• **Data records**

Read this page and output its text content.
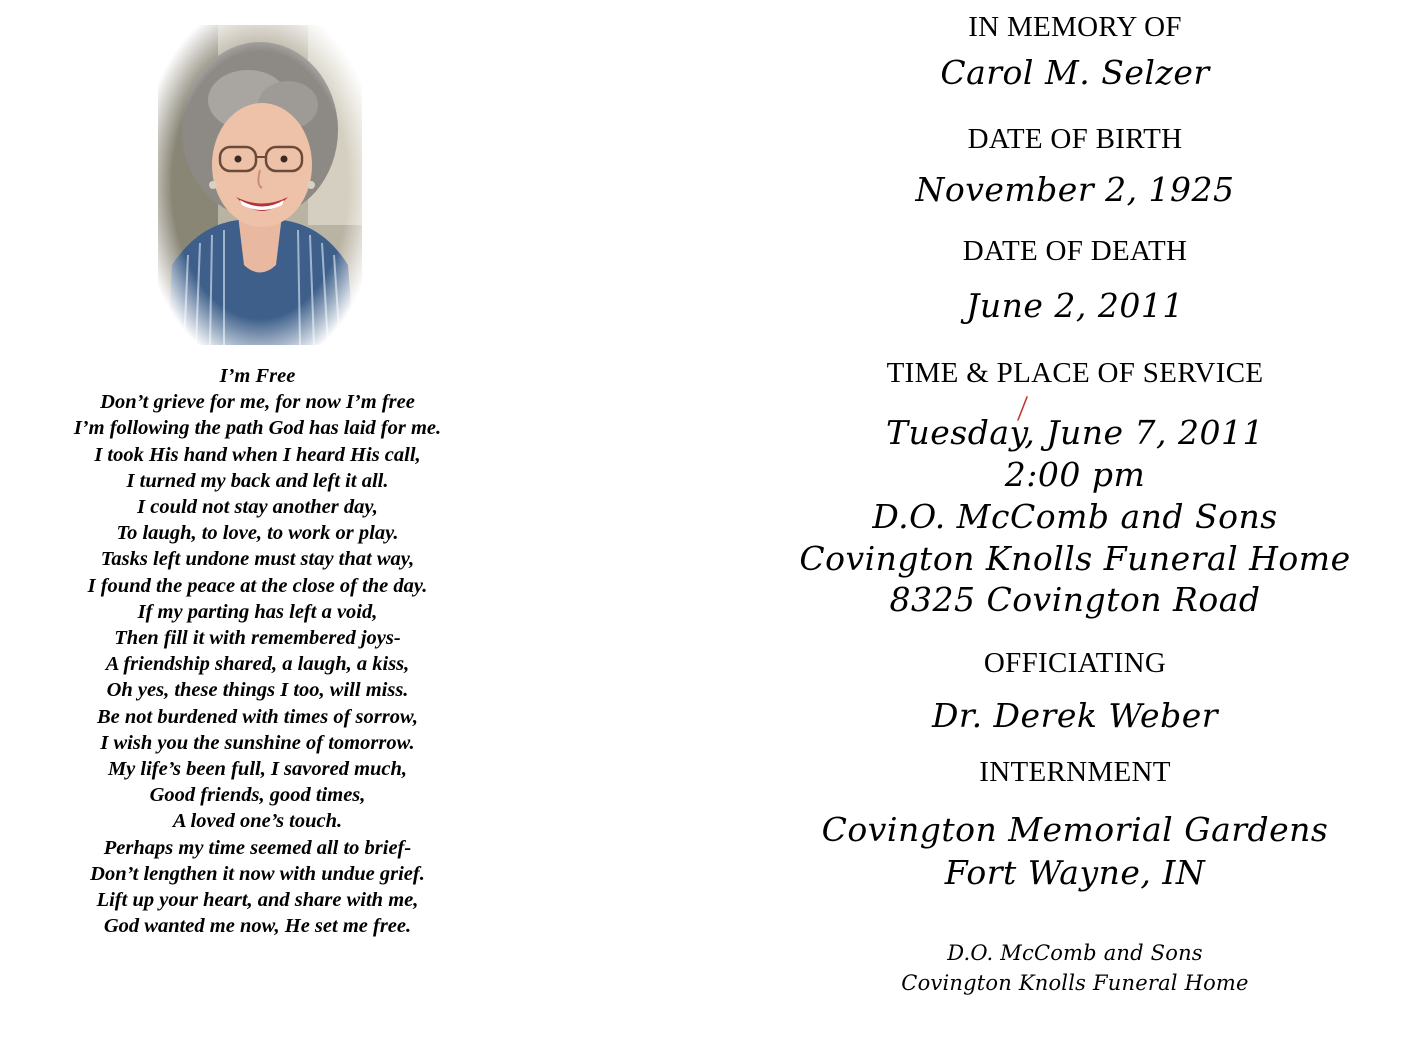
I’m Free
Don’t grieve for me, for now I’m free
I’m following the path God has laid for me.
I took His hand when I heard His call,
I turned my back and left it all.
I could not stay another day,
To laugh, to love, to work or play.
Tasks left undone must stay that way,
I found the peace at the close of the day.
If my parting has left a void,
Then fill it with remembered joys-
A friendship shared, a laugh, a kiss,
Oh yes, these things I too, will miss.
Be not burdened with times of sorrow,
I wish you the sunshine of tomorrow.
My life’s been full, I savored much,
Good friends, good times,
A loved one’s touch.
Perhaps my time seemed all to brief-
Don’t lengthen it now with undue grief.
Lift up your heart, and share with me,
God wanted me now, He set me free.
IN MEMORY OF
Carol M. Selzer
DATE OF BIRTH
November 2, 1925
DATE OF DEATH
June 2, 2011
TIME & PLACE OF SERVICE
Tuesday, June 7, 2011
2:00 pm
D.O. McComb and Sons
Covington Knolls Funeral Home
8325 Covington Road
OFFICIATING
Dr. Derek Weber
INTERNMENT
Covington Memorial Gardens
Fort Wayne, IN
D.O. McComb and Sons
Covington Knolls Funeral Home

• **Required task**
Write out every record above exactly as it stands, but leave out the pictures.

• **Answer to the problem**
Read this page and output its text content.
I’m Free
Don’t grieve for me, for now I’m free
I’m following the path God has laid for me.
I took His hand when I heard His call,
I turned my back and left it all.
I could not stay another day,
To laugh, to love, to work or play.
Tasks left undone must stay that way,
I found the peace at the close of the day.
If my parting has left a void,
Then fill it with remembered joys-
A friendship shared, a laugh, a kiss,
Oh yes, these things I too, will miss.
Be not burdened with times of sorrow,
I wish you the sunshine of tomorrow.
My life’s been full, I savored much,
Good friends, good times,
A loved one’s touch.
Perhaps my time seemed all to brief-
Don’t lengthen it now with undue grief.
Lift up your heart, and share with me,
God wanted me now, He set me free.
IN MEMORY OF
Carol M. Selzer
DATE OF BIRTH
November 2, 1925
DATE OF DEATH
June 2, 2011
TIME & PLACE OF SERVICE
Tuesday, June 7, 2011
2:00 pm
D.O. McComb and Sons
Covington Knolls Funeral Home
8325 Covington Road
OFFICIATING
Dr. Derek Weber
INTERNMENT
Covington Memorial Gardens
Fort Wayne, IN
D.O. McComb and Sons
Covington Knolls Funeral Home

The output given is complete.